- _CHALLENGE_:
Using the listing below, extract each line that has the word "treatment" in it.

(Stored records)

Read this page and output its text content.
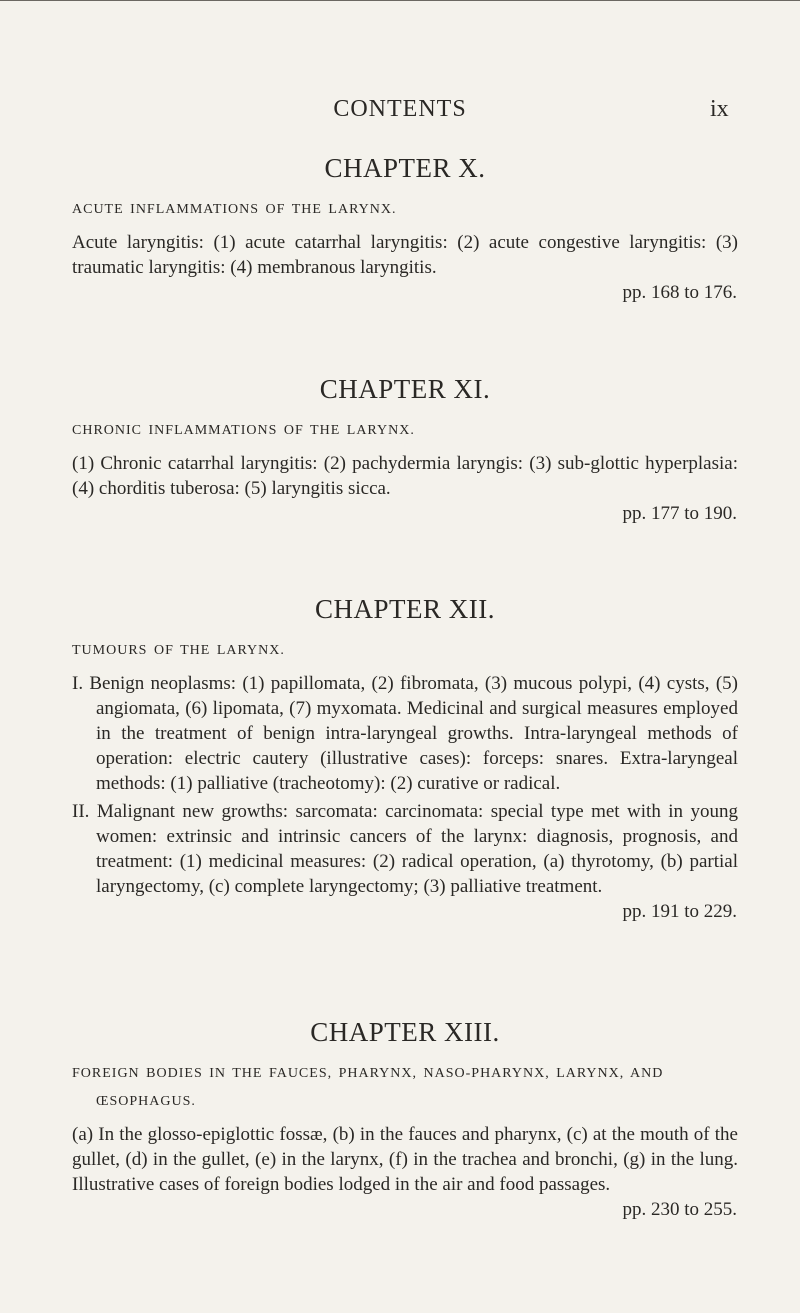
CONTENTS	ix
CHAPTER X.

ACUTE INFLAMMATIONS OF THE LARYNX.

Acute laryngitis: (1) acute catarrhal laryngitis: (2) acute congestive laryngitis: (3) traumatic laryngitis: (4) membranous laryngitis.

pp. 168 to 176.
CHAPTER XI.

CHRONIC INFLAMMATIONS OF THE LARYNX.

(1) Chronic catarrhal laryngitis: (2) pachydermia laryngis: (3) sub-glottic hyperplasia: (4) chorditis tuberosa: (5) laryngitis sicca.

pp. 177 to 190.
CHAPTER XII.

TUMOURS OF THE LARYNX.

I. Benign neoplasms: (1) papillomata, (2) fibromata, (3) mucous polypi, (4) cysts, (5) angiomata, (6) lipomata, (7) myxomata. Medicinal and surgical measures employed in the treatment of benign intra-laryngeal growths. Intra-laryngeal methods of operation: electric cautery (illustrative cases): forceps: snares. Extra-laryngeal methods: (1) palliative (tracheotomy): (2) curative or radical.

II. Malignant new growths: sarcomata: carcinomata: special type met with in young women: extrinsic and intrinsic cancers of the larynx: diagnosis, prognosis, and treatment: (1) medicinal measures: (2) radical operation, (a) thyrotomy, (b) partial laryngectomy, (c) complete laryngectomy; (3) palliative treatment.

pp. 191 to 229.
CHAPTER XIII.

FOREIGN BODIES IN THE FAUCES, PHARYNX, NASO-PHARYNX, LARYNX, AND ŒSOPHAGUS.

(a) In the glosso-epiglottic fossæ, (b) in the fauces and pharynx, (c) at the mouth of the gullet, (d) in the gullet, (e) in the larynx, (f) in the trachea and bronchi, (g) in the lung. Illustrative cases of foreign bodies lodged in the air and food passages.

pp. 230 to 255.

- _WORKED ANSWER_:
I. Benign neoplasms: (1) papillomata, (2) fibromata, (3) mucous polypi, (4) cysts, (5) angiomata, (6) lipomata, (7) myxomata. Medicinal and surgical measures employed in the treatment of benign intra-laryngeal growths. Intra-laryngeal methods of operation: electric cautery (illustrative cases): forceps: snares. Extra-laryngeal methods: (1) palliative (tracheotomy): (2) curative or radical.
II. Malignant new growths: sarcomata: carcinomata: special type met with in young women: extrinsic and intrinsic cancers of the larynx: diagnosis, prognosis, and treatment: (1) medicinal measures: (2) radical operation, (a) thyrotomy, (b) partial laryngectomy, (c) complete laryngectomy; (3) palliative treatment.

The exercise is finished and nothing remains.